WHAT TO WORK ON:
Return all lines from the listing below in which the string "Чебоксары" occurs.
________
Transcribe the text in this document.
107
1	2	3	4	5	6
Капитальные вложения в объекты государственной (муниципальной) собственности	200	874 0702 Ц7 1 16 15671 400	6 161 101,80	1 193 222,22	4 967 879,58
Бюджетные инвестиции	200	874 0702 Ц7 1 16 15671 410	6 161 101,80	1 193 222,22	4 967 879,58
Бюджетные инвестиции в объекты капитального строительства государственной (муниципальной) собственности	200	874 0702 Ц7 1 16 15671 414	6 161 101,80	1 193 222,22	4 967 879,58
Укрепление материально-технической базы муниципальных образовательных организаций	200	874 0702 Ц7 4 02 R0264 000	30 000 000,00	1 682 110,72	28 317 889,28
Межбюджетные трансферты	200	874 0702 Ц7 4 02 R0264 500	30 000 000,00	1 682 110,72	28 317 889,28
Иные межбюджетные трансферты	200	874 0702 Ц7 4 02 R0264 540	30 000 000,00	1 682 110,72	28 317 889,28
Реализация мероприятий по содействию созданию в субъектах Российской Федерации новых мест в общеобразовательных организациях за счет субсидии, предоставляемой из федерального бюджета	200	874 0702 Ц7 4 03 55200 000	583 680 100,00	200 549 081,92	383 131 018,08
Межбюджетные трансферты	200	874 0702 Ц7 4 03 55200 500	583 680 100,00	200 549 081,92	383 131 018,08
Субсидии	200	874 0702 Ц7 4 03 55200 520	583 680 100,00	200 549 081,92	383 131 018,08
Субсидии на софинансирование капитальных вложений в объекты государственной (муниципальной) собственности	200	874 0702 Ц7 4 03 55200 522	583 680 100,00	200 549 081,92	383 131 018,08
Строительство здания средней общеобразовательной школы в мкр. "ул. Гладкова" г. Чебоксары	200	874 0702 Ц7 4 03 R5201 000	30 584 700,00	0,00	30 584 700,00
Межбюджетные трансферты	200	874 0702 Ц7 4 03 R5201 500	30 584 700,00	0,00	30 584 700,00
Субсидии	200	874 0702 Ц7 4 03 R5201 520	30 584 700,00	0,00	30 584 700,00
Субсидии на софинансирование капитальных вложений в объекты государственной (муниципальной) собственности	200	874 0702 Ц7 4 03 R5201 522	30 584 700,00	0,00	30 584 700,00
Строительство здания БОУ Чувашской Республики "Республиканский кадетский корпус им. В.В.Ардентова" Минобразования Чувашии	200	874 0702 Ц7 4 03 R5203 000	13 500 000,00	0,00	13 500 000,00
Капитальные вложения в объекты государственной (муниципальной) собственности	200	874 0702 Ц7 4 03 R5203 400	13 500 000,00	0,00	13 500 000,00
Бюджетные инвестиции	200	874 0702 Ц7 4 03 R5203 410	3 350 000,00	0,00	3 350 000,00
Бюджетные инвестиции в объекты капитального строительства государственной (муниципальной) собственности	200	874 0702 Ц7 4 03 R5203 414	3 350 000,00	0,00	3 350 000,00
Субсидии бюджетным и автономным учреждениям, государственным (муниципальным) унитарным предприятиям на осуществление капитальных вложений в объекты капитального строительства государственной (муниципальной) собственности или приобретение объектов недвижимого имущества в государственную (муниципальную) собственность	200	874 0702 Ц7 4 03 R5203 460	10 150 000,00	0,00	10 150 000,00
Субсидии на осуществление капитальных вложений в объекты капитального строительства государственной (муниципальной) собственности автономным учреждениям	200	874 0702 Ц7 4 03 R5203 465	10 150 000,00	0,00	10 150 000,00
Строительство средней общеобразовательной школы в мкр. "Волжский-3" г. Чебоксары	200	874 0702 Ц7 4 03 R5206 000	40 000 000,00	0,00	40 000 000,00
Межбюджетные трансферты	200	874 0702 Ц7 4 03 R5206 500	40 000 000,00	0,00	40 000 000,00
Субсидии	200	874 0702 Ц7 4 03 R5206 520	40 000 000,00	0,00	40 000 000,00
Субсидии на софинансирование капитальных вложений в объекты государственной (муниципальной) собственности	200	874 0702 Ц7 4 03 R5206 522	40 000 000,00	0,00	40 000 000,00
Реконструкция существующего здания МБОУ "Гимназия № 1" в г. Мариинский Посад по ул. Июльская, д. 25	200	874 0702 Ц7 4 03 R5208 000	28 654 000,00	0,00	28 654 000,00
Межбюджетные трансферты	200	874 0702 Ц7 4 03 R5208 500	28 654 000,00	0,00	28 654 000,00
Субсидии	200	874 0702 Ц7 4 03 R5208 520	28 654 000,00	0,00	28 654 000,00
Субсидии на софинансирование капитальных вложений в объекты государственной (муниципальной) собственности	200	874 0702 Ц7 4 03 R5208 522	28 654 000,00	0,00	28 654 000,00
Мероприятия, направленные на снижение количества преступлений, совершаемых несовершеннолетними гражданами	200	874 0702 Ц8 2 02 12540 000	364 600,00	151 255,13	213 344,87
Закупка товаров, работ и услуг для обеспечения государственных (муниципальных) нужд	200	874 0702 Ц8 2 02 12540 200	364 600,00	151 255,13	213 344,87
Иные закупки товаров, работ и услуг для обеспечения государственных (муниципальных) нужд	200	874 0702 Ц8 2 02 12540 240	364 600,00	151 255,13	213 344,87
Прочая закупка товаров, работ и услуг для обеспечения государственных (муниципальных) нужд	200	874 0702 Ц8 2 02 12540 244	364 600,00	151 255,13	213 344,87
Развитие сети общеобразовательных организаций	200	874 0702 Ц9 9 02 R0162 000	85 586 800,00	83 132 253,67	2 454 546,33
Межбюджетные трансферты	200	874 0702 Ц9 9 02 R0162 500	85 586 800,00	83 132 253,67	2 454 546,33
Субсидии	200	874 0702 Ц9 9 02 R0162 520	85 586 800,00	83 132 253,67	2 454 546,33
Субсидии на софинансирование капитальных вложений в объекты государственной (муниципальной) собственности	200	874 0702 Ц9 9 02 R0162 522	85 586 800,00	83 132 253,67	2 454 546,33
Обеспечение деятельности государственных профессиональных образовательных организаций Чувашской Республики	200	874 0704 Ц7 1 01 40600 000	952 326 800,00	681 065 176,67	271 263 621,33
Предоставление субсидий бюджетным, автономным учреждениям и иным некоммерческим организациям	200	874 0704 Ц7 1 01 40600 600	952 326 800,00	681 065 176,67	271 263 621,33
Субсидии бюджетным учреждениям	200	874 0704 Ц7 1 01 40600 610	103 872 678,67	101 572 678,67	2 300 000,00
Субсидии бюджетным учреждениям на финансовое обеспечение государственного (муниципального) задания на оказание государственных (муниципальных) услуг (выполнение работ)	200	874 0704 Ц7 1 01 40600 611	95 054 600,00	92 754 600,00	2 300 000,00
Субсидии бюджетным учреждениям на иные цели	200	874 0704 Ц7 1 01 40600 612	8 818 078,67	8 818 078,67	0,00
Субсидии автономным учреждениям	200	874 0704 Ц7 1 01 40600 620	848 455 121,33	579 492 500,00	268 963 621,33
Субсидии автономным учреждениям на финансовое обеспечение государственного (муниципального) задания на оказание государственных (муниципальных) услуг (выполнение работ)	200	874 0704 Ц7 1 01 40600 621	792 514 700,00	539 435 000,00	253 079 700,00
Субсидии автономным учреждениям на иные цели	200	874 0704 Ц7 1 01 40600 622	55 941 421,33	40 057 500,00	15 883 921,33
________
EXPECTED ANSWER:
Строительство здания средней общеобразовательной школы в мкр. "ул. Гладкова" г. Чебоксары	200	874 0702 Ц7 4 03 R5201 000	30 584 700,00	0,00	30 584 700,00
Строительство средней общеобразовательной школы в мкр. "Волжский-3" г. Чебоксары	200	874 0702 Ц7 4 03 R5206 000	40 000 000,00	0,00	40 000 000,00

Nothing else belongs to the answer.